[Recorded data]

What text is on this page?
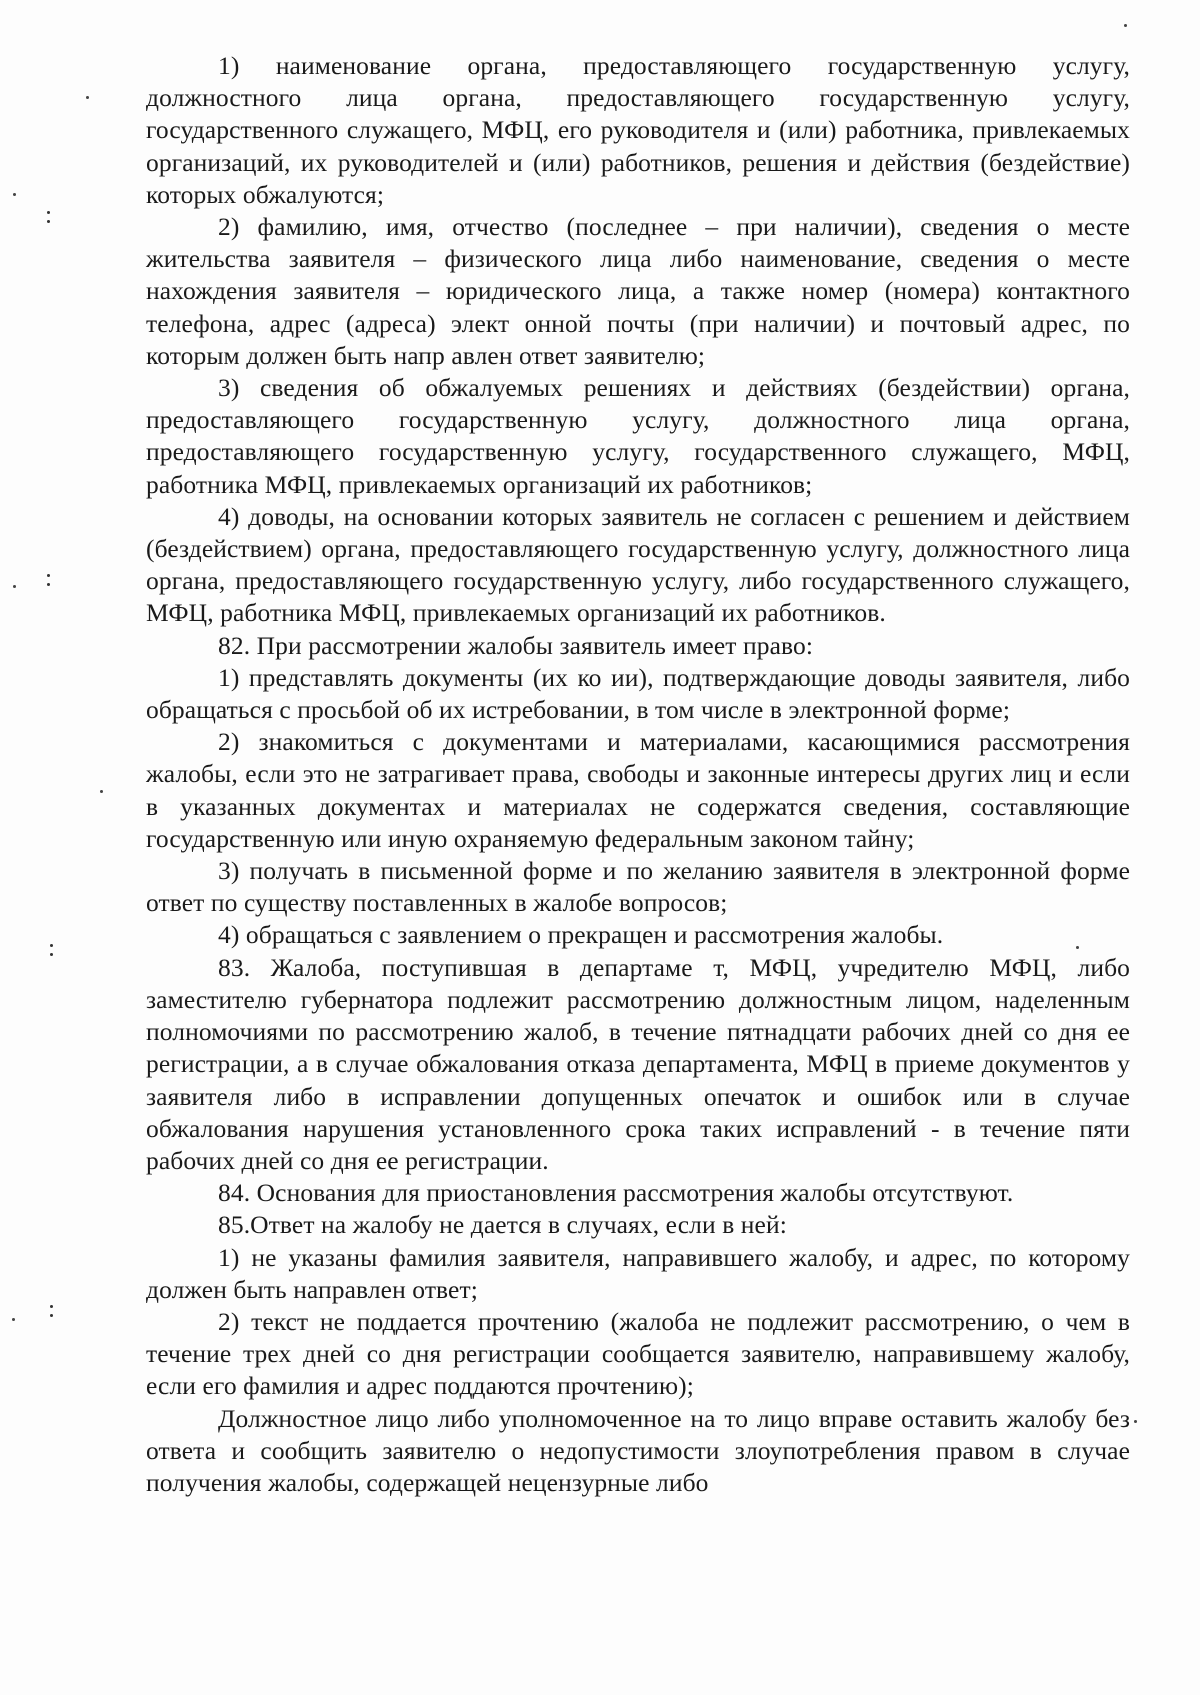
1) наименование органа, предоставляющего государственную услугу, должностного лица органа, предоставляющего государственную услугу, государственного служащего, МФЦ, его руководителя и (или) работника, привлекаемых организаций, их руководителей и (или) работников, решения и действия (бездействие) которых обжалуются;

2) фамилию, имя, отчество (последнее – при наличии), сведения о месте жительства заявителя – физического лица либо наименование, сведения о месте нахождения заявителя – юридического лица, а также номер (номера) контактного телефона, адрес (адреса) элект онной почты (при наличии) и почтовый адрес, по которым должен быть напр авлен ответ заявителю;

3) сведения об обжалуемых решениях и действиях (бездействии) органа, предоставляющего государственную услугу, должностного лица органа, предоставляющего государственную услугу, государственного служащего, МФЦ, работника МФЦ, привлекаемых организаций их работников;

4) доводы, на основании которых заявитель не согласен с решением и действием (бездействием) органа, предоставляющего государственную услугу, должностного лица органа, предоставляющего государственную услугу, либо государственного служащего, МФЦ, работника МФЦ, привлекаемых организаций их работников.

82. При рассмотрении жалобы заявитель имеет право:

1) представлять документы (их ко ии), подтверждающие доводы заявителя, либо обращаться с просьбой об их истребовании, в том числе в электронной форме;

2) знакомиться с документами и материалами, касающимися рассмотрения жалобы, если это не затрагивает права, свободы и законные интересы других лиц и если в указанных документах и материалах не содержатся сведения, составляющие государственную или иную охраняемую федеральным законом тайну;

3) получать в письменной форме и по желанию заявителя в электронной форме ответ по существу поставленных в жалобе вопросов;

4) обращаться с заявлением о прекращен и рассмотрения жалобы.

83. Жалоба, поступившая в департаме т, МФЦ, учредителю МФЦ, либо заместителю губернатора подлежит рассмотрению должностным лицом, наделенным полномочиями по рассмотрению жалоб, в течение пятнадцати рабочих дней со дня ее регистрации, а в случае обжалования отказа департамента, МФЦ в приеме документов у заявителя либо в исправлении допущенных опечаток и ошибок или в случае обжалования нарушения установленного срока таких исправлений - в течение пяти рабочих дней со дня ее регистрации.

84. Основания для приостановления рассмотрения жалобы отсутствуют.

85.Ответ на жалобу не дается в случаях, если в ней:

1) не указаны фамилия заявителя, направившего жалобу, и адрес, по которому должен быть направлен ответ;

2) текст не поддается прочтению (жалоба не подлежит рассмотрению, о чем в течение трех дней со дня регистрации сообщается заявителю, направившему жалобу, если его фамилия и адрес поддаются прочтению);

Должностное лицо либо уполномоченное на то лицо вправе оставить жалобу без ответа и сообщить заявителю о недопустимости злоупотребления правом в случае получения жалобы, содержащей нецензурные либо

Given task: Give the data above again in full and unchanged, skipping the pictures.

Answer to the exercise:
What text is on this page?
1) наименование органа, предоставляющего государственную услугу, должностного лица органа, предоставляющего государственную услугу, государственного служащего, МФЦ, его руководителя и (или) работника, привлекаемых организаций, их руководителей и (или) работников, решения и действия (бездействие) которых обжалуются;

2) фамилию, имя, отчество (последнее – при наличии), сведения о месте жительства заявителя – физического лица либо наименование, сведения о месте нахождения заявителя – юридического лица, а также номер (номера) контактного телефона, адрес (адреса) элект онной почты (при наличии) и почтовый адрес, по которым должен быть напр авлен ответ заявителю;

3) сведения об обжалуемых решениях и действиях (бездействии) органа, предоставляющего государственную услугу, должностного лица органа, предоставляющего государственную услугу, государственного служащего, МФЦ, работника МФЦ, привлекаемых организаций их работников;

4) доводы, на основании которых заявитель не согласен с решением и действием (бездействием) органа, предоставляющего государственную услугу, должностного лица органа, предоставляющего государственную услугу, либо государственного служащего, МФЦ, работника МФЦ, привлекаемых организаций их работников.

82. При рассмотрении жалобы заявитель имеет право:

1) представлять документы (их ко ии), подтверждающие доводы заявителя, либо обращаться с просьбой об их истребовании, в том числе в электронной форме;

2) знакомиться с документами и материалами, касающимися рассмотрения жалобы, если это не затрагивает права, свободы и законные интересы других лиц и если в указанных документах и материалах не содержатся сведения, составляющие государственную или иную охраняемую федеральным законом тайну;

3) получать в письменной форме и по желанию заявителя в электронной форме ответ по существу поставленных в жалобе вопросов;

4) обращаться с заявлением о прекращен и рассмотрения жалобы.

83. Жалоба, поступившая в департаме т, МФЦ, учредителю МФЦ, либо заместителю губернатора подлежит рассмотрению должностным лицом, наделенным полномочиями по рассмотрению жалоб, в течение пятнадцати рабочих дней со дня ее регистрации, а в случае обжалования отказа департамента, МФЦ в приеме документов у заявителя либо в исправлении допущенных опечаток и ошибок или в случае обжалования нарушения установленного срока таких исправлений - в течение пяти рабочих дней со дня ее регистрации.

84. Основания для приостановления рассмотрения жалобы отсутствуют.

85.Ответ на жалобу не дается в случаях, если в ней:

1) не указаны фамилия заявителя, направившего жалобу, и адрес, по которому должен быть направлен ответ;

2) текст не поддается прочтению (жалоба не подлежит рассмотрению, о чем в течение трех дней со дня регистрации сообщается заявителю, направившему жалобу, если его фамилия и адрес поддаются прочтению);

Должностное лицо либо уполномоченное на то лицо вправе оставить жалобу без ответа и сообщить заявителю о недопустимости злоупотребления правом в случае получения жалобы, содержащей нецензурные либо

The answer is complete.